** Begin ENTRIES SUPPLIED **
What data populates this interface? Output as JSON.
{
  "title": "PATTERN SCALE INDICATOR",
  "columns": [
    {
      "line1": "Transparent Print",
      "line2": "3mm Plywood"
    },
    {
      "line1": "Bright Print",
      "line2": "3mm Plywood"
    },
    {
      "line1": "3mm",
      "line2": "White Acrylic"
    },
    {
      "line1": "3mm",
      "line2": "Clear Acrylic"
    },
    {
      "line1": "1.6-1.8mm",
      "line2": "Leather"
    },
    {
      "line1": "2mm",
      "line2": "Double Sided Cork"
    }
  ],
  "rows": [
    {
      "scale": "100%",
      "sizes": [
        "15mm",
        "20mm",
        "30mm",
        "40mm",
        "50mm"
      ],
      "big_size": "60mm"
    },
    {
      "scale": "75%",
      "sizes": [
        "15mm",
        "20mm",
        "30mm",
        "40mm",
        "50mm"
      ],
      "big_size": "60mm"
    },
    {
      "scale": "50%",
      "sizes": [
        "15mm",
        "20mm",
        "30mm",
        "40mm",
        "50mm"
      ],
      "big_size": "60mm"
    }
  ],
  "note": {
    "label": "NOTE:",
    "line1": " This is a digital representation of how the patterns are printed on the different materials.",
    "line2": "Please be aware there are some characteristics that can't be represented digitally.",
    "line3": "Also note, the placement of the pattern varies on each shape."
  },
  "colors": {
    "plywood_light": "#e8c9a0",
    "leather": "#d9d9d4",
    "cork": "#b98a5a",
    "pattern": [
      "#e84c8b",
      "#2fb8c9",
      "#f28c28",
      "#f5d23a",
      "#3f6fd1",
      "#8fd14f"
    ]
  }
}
** End ENTRIES SUPPLIED **
[EXERCISE GOAL]
Your task is to output all of the data above word for word.

[EXERCISE RESPONSE]
What data populates this interface? Output as JSON.
{
  "title": "PATTERN SCALE INDICATOR",
  "columns": [
    {
      "line1": "Transparent Print",
      "line2": "3mm Plywood"
    },
    {
      "line1": "Bright Print",
      "line2": "3mm Plywood"
    },
    {
      "line1": "3mm",
      "line2": "White Acrylic"
    },
    {
      "line1": "3mm",
      "line2": "Clear Acrylic"
    },
    {
      "line1": "1.6-1.8mm",
      "line2": "Leather"
    },
    {
      "line1": "2mm",
      "line2": "Double Sided Cork"
    }
  ],
  "rows": [
    {
      "scale": "100%",
      "sizes": [
        "15mm",
        "20mm",
        "30mm",
        "40mm",
        "50mm"
      ],
      "big_size": "60mm"
    },
    {
      "scale": "75%",
      "sizes": [
        "15mm",
        "20mm",
        "30mm",
        "40mm",
        "50mm"
      ],
      "big_size": "60mm"
    },
    {
      "scale": "50%",
      "sizes": [
        "15mm",
        "20mm",
        "30mm",
        "40mm",
        "50mm"
      ],
      "big_size": "60mm"
    }
  ],
  "note": {
    "label": "NOTE:",
    "line1": " This is a digital representation of how the patterns are printed on the different materials.",
    "line2": "Please be aware there are some characteristics that can't be represented digitally.",
    "line3": "Also note, the placement of the pattern varies on each shape."
  },
  "colors": {
    "plywood_light": "#e8c9a0",
    "leather": "#d9d9d4",
    "cork": "#b98a5a",
    "pattern": [
      "#e84c8b",
      "#2fb8c9",
      "#f28c28",
      "#f5d23a",
      "#3f6fd1",
      "#8fd14f"
    ]
  }
}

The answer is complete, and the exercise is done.